Dataset items
——————
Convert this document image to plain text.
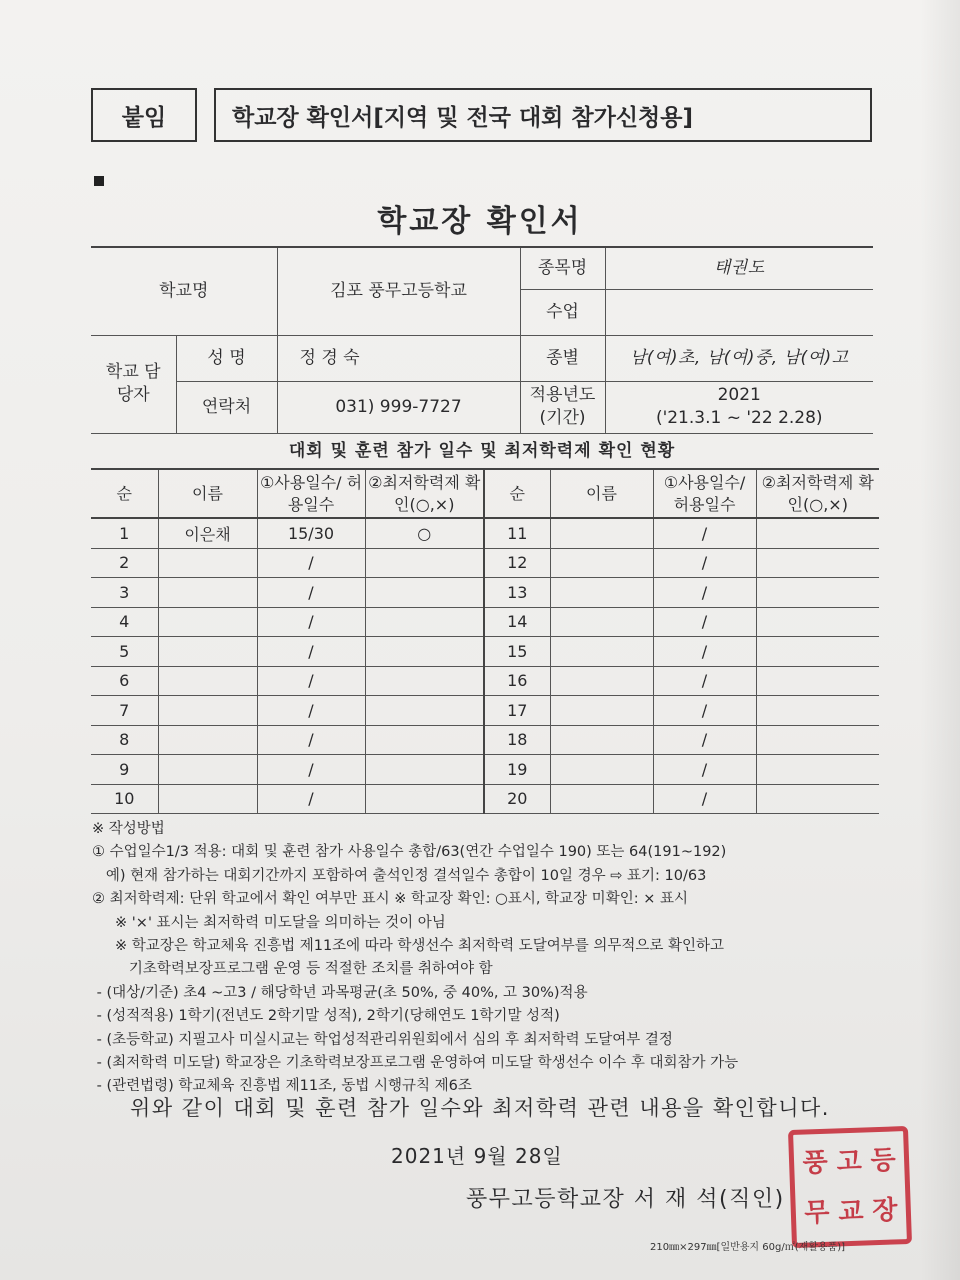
붙임	학교장 확인서[지역 및 전국 대회 참가신청용]
학교장 확인서
학교명		김포 풍무고등학교	종목명	태권도
			수업	
학교 담당자	성 명	정 경 숙	종별	남(여)초, 남(여)중, 남(여)고
	연락처	031) 999-7727	적용년도 (기간)	2021
('21.3.1 ~ '22 2.28)
대회 및 훈련 참가 일수 및 최저학력제 확인 현황
순	이름	①사용일수/ 허용일수	②최저학력제 확인(○,×)	순	이름	①사용일수/ 허용일수	②최저학력제 확인(○,×)
1	이은채	15/30	○	11		/	
2		/		12		/	
3		/		13		/	
4		/		14		/	
5		/		15		/	
6		/		16		/	
7		/		17		/	
8		/		18		/	
9		/		19		/	
10		/		20		/	
※ 작성방법
① 수업일수1/3 적용: 대회 및 훈련 참가 사용일수 총합/63(연간 수업일수 190) 또는 64(191~192)
예) 현재 참가하는 대회기간까지 포함하여 출석인정 결석일수 총합이 10일 경우 ⇨ 표기: 10/63
② 최저학력제: 단위 학교에서 확인 여부만 표시 ※ 학교장 확인: ○표시, 학교장 미확인: × 표시
※ '×' 표시는 최저학력 미도달을 의미하는 것이 아님
※ 학교장은 학교체육 진흥법 제11조에 따라 학생선수 최저학력 도달여부를 의무적으로 확인하고
기초학력보장프로그램 운영 등 적절한 조치를 취하여야 함
- (대상/기준) 초4 ~고3 / 해당학년 과목평균(초 50%, 중 40%, 고 30%)적용
- (성적적용) 1학기(전년도 2학기말 성적), 2학기(당해연도 1학기말 성적)
- (초등학교) 지필고사 미실시교는 학업성적관리위원회에서 심의 후 최저학력 도달여부 결정
- (최저학력 미도달) 학교장은 기초학력보장프로그램 운영하여 미도달 학생선수 이수 후 대회참가 가능
- (관련법령) 학교체육 진흥법 제11조, 동법 시행규칙 제6조
위와 같이 대회 및 훈련 참가 일수와 최저학력 관련 내용을 확인합니다.
2021년 9월 28일
풍무고등학교장 서 재 석(직인)
풍 고 등
무 교 장
210㎜×297㎜[일반용지 60g/㎡(재활용품)]
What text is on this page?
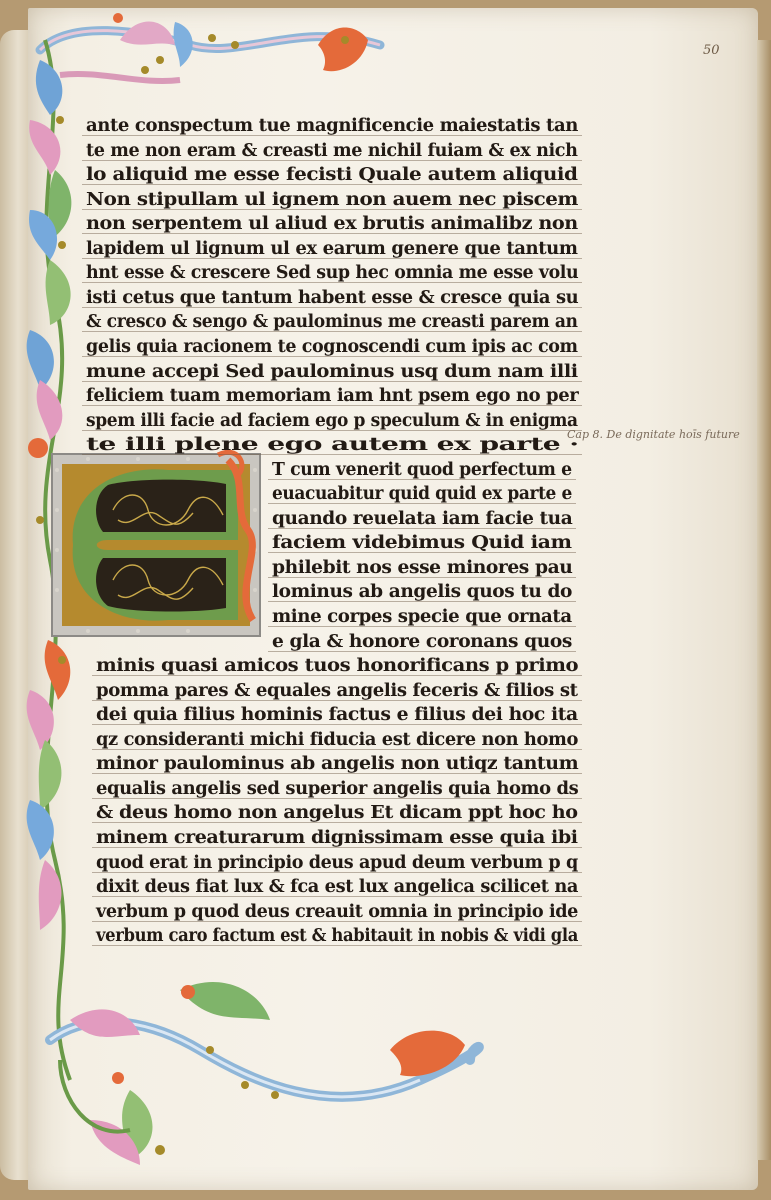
Cap 8. De dignitate hoīs future
50
ante conspectum tue magnificencie maiestatis tan
te me non eram & creasti me nichil fuiam & ex nich
lo aliquid me esse fecisti Quale autem aliquid
Non stipullam ul ignem non auem nec piscem
non serpentem ul aliud ex brutis animalibz non
lapidem ul lignum ul ex earum genere que tantum
hnt esse & crescere Sed sup hec omnia me esse volu
isti cetus que tantum habent esse & cresce quia su
& cresco & sengo & paulominus me creasti parem an
gelis quia racionem te cognoscendi cum ipis ac com
mune accepi Sed paulominus usq dum nam illi
feliciem tuam memoriam iam hnt psem ego no per
spem illi facie ad faciem ego p speculum & in enigma
te illi plene ego autem ex parte ·
T cum venerit quod perfectum e
euacuabitur quid quid ex parte e
quando reuelata iam facie tua
faciem videbimus Quid iam
philebit nos esse minores pau
lominus ab angelis quos tu do
mine corpes specie que ornata
e gla & honore coronans quos
minis quasi amicos tuos honorificans p primo
pomma pares & equales angelis feceris & filios st
dei quia filius hominis factus e filius dei hoc ita
qz consideranti michi fiducia est dicere non homo
minor paulominus ab angelis non utiqz tantum
equalis angelis sed superior angelis quia homo ds
& deus homo non angelus Et dicam ppt hoc ho
minem creaturarum dignissimam esse quia ibi
quod erat in principio deus apud deum verbum p q
dixit deus fiat lux & fca est lux angelica scilicet na
verbum p quod deus creauit omnia in principio ide
verbum caro factum est & habitauit in nobis & vidi gla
——————
The problem: Copy every line from the entries that contains the word "학교체육".

Answer to this problem:
※ 학교장은 학교체육 진흥법 제11조에 따라 학생선수 최저학력 도달여부를 의무적으로 확인하고
- (관련법령) 학교체육 진흥법 제11조, 동법 시행규칙 제6조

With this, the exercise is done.